Directions: Where a line of the material contains the string "type", copy that line.

┌─ Material to process

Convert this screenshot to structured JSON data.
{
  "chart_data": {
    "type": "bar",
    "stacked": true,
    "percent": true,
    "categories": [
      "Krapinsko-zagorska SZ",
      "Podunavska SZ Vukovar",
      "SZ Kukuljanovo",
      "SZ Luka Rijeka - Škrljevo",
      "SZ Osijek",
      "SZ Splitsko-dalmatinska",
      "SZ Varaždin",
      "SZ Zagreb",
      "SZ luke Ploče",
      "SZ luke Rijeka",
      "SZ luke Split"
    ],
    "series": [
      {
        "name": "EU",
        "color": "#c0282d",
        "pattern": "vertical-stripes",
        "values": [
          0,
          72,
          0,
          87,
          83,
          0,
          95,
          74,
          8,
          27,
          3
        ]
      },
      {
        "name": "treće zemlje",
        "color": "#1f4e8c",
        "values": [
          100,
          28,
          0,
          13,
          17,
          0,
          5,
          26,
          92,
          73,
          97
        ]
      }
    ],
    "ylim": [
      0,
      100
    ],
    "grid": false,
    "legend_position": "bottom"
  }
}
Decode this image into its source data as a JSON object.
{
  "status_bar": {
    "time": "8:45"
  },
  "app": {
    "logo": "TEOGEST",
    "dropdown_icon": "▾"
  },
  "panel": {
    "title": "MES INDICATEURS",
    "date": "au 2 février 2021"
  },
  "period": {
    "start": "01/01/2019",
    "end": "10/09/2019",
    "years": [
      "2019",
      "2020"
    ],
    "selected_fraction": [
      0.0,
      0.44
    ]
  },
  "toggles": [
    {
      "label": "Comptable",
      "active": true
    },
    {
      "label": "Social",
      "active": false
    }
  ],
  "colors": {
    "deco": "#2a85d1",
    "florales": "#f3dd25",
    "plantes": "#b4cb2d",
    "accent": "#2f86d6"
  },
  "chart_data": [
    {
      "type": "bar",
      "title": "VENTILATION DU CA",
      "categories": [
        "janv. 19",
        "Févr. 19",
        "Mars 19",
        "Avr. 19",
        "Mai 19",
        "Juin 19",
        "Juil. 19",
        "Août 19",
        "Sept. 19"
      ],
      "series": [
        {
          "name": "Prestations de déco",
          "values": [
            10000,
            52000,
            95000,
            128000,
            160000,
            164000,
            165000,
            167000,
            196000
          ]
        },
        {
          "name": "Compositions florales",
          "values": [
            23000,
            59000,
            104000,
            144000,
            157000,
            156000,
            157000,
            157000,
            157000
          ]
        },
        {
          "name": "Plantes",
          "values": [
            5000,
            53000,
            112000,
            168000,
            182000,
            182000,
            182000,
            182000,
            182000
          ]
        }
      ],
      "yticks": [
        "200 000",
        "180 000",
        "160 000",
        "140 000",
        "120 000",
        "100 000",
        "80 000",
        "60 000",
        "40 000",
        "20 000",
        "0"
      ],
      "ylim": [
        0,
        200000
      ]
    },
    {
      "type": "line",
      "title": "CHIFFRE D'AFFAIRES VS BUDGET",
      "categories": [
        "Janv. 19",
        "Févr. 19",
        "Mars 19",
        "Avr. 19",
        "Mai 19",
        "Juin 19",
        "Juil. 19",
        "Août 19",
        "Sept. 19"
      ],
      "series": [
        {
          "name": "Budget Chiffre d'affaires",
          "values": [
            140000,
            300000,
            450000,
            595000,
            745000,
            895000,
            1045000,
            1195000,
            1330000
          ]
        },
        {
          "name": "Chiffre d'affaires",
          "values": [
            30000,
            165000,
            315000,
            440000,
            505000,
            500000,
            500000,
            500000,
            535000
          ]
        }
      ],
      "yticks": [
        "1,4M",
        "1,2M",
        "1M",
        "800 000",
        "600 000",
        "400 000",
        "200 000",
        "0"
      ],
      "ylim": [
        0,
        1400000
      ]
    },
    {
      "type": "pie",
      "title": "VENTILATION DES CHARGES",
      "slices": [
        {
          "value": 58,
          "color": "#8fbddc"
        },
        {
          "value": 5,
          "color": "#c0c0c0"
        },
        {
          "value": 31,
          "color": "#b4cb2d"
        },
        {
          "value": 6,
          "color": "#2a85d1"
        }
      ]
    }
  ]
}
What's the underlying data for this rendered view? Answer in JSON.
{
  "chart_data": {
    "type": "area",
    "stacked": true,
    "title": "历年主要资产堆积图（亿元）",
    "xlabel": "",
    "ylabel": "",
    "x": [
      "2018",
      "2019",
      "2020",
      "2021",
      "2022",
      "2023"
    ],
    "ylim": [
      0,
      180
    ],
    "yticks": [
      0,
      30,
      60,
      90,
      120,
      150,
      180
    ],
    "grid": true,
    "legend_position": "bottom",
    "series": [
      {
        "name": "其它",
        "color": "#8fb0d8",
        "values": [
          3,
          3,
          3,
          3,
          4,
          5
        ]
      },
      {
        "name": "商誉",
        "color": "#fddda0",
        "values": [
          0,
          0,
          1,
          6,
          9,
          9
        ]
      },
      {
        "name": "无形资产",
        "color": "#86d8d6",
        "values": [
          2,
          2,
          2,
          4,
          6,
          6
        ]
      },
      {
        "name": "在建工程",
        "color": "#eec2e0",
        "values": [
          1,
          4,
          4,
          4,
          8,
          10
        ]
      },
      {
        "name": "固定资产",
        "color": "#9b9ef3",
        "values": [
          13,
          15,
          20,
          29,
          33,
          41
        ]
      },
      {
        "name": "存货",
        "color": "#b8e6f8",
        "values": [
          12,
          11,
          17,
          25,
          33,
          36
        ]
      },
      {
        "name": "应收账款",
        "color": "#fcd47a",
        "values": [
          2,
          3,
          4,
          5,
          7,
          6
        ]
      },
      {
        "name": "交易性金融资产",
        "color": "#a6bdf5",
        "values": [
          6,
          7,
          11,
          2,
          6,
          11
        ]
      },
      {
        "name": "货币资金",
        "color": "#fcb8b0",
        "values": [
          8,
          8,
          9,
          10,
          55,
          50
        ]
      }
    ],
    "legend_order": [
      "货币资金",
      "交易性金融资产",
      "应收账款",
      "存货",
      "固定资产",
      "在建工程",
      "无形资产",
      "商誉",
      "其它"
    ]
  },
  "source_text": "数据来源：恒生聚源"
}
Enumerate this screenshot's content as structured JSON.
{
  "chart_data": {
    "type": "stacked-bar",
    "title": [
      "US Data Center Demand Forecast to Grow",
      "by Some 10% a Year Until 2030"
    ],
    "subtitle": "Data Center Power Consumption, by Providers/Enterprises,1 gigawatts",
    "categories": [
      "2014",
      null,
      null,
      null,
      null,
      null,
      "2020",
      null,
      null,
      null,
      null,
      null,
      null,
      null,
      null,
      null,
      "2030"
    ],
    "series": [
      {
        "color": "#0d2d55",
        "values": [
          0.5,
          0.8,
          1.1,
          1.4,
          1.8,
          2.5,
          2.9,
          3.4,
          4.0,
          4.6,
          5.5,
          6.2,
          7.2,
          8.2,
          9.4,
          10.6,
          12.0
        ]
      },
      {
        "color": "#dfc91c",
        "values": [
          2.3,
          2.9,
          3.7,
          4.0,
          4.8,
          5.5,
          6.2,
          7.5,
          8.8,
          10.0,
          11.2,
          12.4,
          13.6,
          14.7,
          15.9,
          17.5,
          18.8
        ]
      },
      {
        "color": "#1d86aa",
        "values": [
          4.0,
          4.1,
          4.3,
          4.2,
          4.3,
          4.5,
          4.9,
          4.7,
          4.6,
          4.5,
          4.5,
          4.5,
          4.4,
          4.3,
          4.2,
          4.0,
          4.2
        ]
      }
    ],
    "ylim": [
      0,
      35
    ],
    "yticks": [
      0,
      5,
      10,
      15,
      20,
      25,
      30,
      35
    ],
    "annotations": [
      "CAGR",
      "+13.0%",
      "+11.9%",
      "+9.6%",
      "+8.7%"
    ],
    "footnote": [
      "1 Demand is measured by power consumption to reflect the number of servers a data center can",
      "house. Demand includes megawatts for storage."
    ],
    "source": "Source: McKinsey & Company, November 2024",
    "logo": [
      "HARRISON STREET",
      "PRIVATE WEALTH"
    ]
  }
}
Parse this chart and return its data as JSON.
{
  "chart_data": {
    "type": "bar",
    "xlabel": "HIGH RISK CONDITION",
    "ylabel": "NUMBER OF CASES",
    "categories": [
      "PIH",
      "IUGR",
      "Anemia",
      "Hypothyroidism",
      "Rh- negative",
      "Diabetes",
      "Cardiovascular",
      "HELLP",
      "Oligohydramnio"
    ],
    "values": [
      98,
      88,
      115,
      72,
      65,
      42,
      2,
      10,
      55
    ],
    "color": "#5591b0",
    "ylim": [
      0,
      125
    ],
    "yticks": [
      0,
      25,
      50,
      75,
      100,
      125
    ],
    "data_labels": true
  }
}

└─

Written solution:
    "type": "bar",
      "type": "bar",
      "type": "line",
      "type": "pie",
    "type": "area",
    "type": "stacked-bar",
    "type": "bar",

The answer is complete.